(Stored data)
- - - - -
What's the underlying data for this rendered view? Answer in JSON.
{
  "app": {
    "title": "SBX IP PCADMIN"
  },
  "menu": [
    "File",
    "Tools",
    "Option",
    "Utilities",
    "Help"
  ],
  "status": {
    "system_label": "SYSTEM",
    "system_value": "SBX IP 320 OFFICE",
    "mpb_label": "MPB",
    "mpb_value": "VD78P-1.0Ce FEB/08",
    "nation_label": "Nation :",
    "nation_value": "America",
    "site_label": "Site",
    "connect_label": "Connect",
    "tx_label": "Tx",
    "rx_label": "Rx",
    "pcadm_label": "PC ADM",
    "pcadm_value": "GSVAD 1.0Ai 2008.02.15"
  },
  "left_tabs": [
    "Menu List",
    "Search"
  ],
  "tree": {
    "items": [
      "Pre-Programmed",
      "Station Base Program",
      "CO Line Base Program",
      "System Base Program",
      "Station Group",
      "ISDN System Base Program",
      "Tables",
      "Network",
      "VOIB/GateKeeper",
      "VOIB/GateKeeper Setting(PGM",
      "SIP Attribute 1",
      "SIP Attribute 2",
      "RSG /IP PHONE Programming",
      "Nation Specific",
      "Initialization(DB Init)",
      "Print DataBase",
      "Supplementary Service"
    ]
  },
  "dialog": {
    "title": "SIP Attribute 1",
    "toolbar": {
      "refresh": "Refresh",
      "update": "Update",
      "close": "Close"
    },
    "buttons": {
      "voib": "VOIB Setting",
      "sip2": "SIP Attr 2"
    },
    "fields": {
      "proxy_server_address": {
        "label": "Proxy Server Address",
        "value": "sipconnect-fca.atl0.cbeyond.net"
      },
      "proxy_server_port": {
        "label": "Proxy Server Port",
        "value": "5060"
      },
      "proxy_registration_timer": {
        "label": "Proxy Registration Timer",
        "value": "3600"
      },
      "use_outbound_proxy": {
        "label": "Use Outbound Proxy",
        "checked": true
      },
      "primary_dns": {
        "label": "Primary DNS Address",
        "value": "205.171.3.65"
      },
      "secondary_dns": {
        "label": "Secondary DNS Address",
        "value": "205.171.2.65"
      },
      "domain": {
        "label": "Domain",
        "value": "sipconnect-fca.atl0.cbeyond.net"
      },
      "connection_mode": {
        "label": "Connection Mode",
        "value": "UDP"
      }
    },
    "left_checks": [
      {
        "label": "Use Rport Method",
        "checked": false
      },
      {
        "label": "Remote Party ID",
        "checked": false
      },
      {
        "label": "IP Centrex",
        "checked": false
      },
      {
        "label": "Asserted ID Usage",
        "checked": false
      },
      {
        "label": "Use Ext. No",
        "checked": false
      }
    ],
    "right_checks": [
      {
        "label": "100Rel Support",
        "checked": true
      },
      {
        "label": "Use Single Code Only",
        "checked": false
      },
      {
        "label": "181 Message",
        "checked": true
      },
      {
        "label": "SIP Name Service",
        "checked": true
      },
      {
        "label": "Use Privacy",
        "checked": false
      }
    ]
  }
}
- - - - -
## WHAT TO DO:
Repeat the material above in full, quoting it exactly.

## SOLUTION FOR THIS TASK:
What's the underlying data for this rendered view? Answer in JSON.
{
  "app": {
    "title": "SBX IP PCADMIN"
  },
  "menu": [
    "File",
    "Tools",
    "Option",
    "Utilities",
    "Help"
  ],
  "status": {
    "system_label": "SYSTEM",
    "system_value": "SBX IP 320 OFFICE",
    "mpb_label": "MPB",
    "mpb_value": "VD78P-1.0Ce FEB/08",
    "nation_label": "Nation :",
    "nation_value": "America",
    "site_label": "Site",
    "connect_label": "Connect",
    "tx_label": "Tx",
    "rx_label": "Rx",
    "pcadm_label": "PC ADM",
    "pcadm_value": "GSVAD 1.0Ai 2008.02.15"
  },
  "left_tabs": [
    "Menu List",
    "Search"
  ],
  "tree": {
    "items": [
      "Pre-Programmed",
      "Station Base Program",
      "CO Line Base Program",
      "System Base Program",
      "Station Group",
      "ISDN System Base Program",
      "Tables",
      "Network",
      "VOIB/GateKeeper",
      "VOIB/GateKeeper Setting(PGM",
      "SIP Attribute 1",
      "SIP Attribute 2",
      "RSG /IP PHONE Programming",
      "Nation Specific",
      "Initialization(DB Init)",
      "Print DataBase",
      "Supplementary Service"
    ]
  },
  "dialog": {
    "title": "SIP Attribute 1",
    "toolbar": {
      "refresh": "Refresh",
      "update": "Update",
      "close": "Close"
    },
    "buttons": {
      "voib": "VOIB Setting",
      "sip2": "SIP Attr 2"
    },
    "fields": {
      "proxy_server_address": {
        "label": "Proxy Server Address",
        "value": "sipconnect-fca.atl0.cbeyond.net"
      },
      "proxy_server_port": {
        "label": "Proxy Server Port",
        "value": "5060"
      },
      "proxy_registration_timer": {
        "label": "Proxy Registration Timer",
        "value": "3600"
      },
      "use_outbound_proxy": {
        "label": "Use Outbound Proxy",
        "checked": true
      },
      "primary_dns": {
        "label": "Primary DNS Address",
        "value": "205.171.3.65"
      },
      "secondary_dns": {
        "label": "Secondary DNS Address",
        "value": "205.171.2.65"
      },
      "domain": {
        "label": "Domain",
        "value": "sipconnect-fca.atl0.cbeyond.net"
      },
      "connection_mode": {
        "label": "Connection Mode",
        "value": "UDP"
      }
    },
    "left_checks": [
      {
        "label": "Use Rport Method",
        "checked": false
      },
      {
        "label": "Remote Party ID",
        "checked": false
      },
      {
        "label": "IP Centrex",
        "checked": false
      },
      {
        "label": "Asserted ID Usage",
        "checked": false
      },
      {
        "label": "Use Ext. No",
        "checked": false
      }
    ],
    "right_checks": [
      {
        "label": "100Rel Support",
        "checked": true
      },
      {
        "label": "Use Single Code Only",
        "checked": false
      },
      {
        "label": "181 Message",
        "checked": true
      },
      {
        "label": "SIP Name Service",
        "checked": true
      },
      {
        "label": "Use Privacy",
        "checked": false
      }
    ]
  }
}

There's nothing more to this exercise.